Extract each line of the data and write it out again exactly.

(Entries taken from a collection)
________________

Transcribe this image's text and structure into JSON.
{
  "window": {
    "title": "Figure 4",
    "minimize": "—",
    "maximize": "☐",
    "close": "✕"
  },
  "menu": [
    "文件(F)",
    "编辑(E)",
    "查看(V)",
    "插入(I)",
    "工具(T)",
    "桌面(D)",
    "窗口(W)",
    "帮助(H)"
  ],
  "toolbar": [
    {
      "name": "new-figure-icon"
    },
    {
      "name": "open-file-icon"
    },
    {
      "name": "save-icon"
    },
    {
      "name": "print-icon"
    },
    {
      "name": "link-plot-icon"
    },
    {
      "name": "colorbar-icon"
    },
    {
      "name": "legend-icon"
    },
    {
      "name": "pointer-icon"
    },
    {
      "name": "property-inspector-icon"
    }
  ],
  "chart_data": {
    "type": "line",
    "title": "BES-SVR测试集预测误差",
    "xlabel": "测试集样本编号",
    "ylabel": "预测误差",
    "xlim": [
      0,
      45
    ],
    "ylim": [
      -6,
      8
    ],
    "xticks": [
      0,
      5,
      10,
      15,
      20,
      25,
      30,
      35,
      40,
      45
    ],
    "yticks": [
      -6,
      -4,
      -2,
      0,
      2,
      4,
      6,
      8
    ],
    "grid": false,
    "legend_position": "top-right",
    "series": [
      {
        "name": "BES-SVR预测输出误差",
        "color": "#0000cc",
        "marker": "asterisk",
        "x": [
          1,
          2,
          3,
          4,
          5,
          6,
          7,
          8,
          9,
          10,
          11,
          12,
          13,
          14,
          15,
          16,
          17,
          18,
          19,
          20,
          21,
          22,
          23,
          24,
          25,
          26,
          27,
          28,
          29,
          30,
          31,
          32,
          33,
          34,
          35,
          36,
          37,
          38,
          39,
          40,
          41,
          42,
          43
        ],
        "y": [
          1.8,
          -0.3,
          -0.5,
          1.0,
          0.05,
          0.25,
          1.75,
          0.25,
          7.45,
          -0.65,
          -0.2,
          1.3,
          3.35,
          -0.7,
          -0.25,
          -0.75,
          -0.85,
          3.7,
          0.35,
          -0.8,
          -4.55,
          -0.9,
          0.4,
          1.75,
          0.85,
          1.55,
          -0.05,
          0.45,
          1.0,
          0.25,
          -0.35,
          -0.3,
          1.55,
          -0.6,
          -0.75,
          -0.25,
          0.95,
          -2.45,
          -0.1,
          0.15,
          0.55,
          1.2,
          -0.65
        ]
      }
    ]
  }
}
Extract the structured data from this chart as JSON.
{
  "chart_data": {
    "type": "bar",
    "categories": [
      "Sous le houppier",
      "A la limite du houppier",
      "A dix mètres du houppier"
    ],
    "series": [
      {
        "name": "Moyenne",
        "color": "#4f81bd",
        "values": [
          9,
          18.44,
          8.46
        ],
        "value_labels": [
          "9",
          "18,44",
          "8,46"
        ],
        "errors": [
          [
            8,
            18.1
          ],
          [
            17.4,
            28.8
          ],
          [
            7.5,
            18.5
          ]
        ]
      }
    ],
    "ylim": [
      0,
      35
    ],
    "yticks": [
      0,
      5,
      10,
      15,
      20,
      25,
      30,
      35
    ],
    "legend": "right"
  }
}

________________

→ Exercise result
Transcribe this image's text and structure into JSON.
{
  "window": {
    "title": "Figure 4",
    "minimize": "—",
    "maximize": "☐",
    "close": "✕"
  },
  "menu": [
    "文件(F)",
    "编辑(E)",
    "查看(V)",
    "插入(I)",
    "工具(T)",
    "桌面(D)",
    "窗口(W)",
    "帮助(H)"
  ],
  "toolbar": [
    {
      "name": "new-figure-icon"
    },
    {
      "name": "open-file-icon"
    },
    {
      "name": "save-icon"
    },
    {
      "name": "print-icon"
    },
    {
      "name": "link-plot-icon"
    },
    {
      "name": "colorbar-icon"
    },
    {
      "name": "legend-icon"
    },
    {
      "name": "pointer-icon"
    },
    {
      "name": "property-inspector-icon"
    }
  ],
  "chart_data": {
    "type": "line",
    "title": "BES-SVR测试集预测误差",
    "xlabel": "测试集样本编号",
    "ylabel": "预测误差",
    "xlim": [
      0,
      45
    ],
    "ylim": [
      -6,
      8
    ],
    "xticks": [
      0,
      5,
      10,
      15,
      20,
      25,
      30,
      35,
      40,
      45
    ],
    "yticks": [
      -6,
      -4,
      -2,
      0,
      2,
      4,
      6,
      8
    ],
    "grid": false,
    "legend_position": "top-right",
    "series": [
      {
        "name": "BES-SVR预测输出误差",
        "color": "#0000cc",
        "marker": "asterisk",
        "x": [
          1,
          2,
          3,
          4,
          5,
          6,
          7,
          8,
          9,
          10,
          11,
          12,
          13,
          14,
          15,
          16,
          17,
          18,
          19,
          20,
          21,
          22,
          23,
          24,
          25,
          26,
          27,
          28,
          29,
          30,
          31,
          32,
          33,
          34,
          35,
          36,
          37,
          38,
          39,
          40,
          41,
          42,
          43
        ],
        "y": [
          1.8,
          -0.3,
          -0.5,
          1.0,
          0.05,
          0.25,
          1.75,
          0.25,
          7.45,
          -0.65,
          -0.2,
          1.3,
          3.35,
          -0.7,
          -0.25,
          -0.75,
          -0.85,
          3.7,
          0.35,
          -0.8,
          -4.55,
          -0.9,
          0.4,
          1.75,
          0.85,
          1.55,
          -0.05,
          0.45,
          1.0,
          0.25,
          -0.35,
          -0.3,
          1.55,
          -0.6,
          -0.75,
          -0.25,
          0.95,
          -2.45,
          -0.1,
          0.15,
          0.55,
          1.2,
          -0.65
        ]
      }
    ]
  }
}
Extract the structured data from this chart as JSON.
{
  "chart_data": {
    "type": "bar",
    "categories": [
      "Sous le houppier",
      "A la limite du houppier",
      "A dix mètres du houppier"
    ],
    "series": [
      {
        "name": "Moyenne",
        "color": "#4f81bd",
        "values": [
          9,
          18.44,
          8.46
        ],
        "value_labels": [
          "9",
          "18,44",
          "8,46"
        ],
        "errors": [
          [
            8,
            18.1
          ],
          [
            17.4,
            28.8
          ],
          [
            7.5,
            18.5
          ]
        ]
      }
    ],
    "ylim": [
      0,
      35
    ],
    "yticks": [
      0,
      5,
      10,
      15,
      20,
      25,
      30,
      35
    ],
    "legend": "right"
  }
}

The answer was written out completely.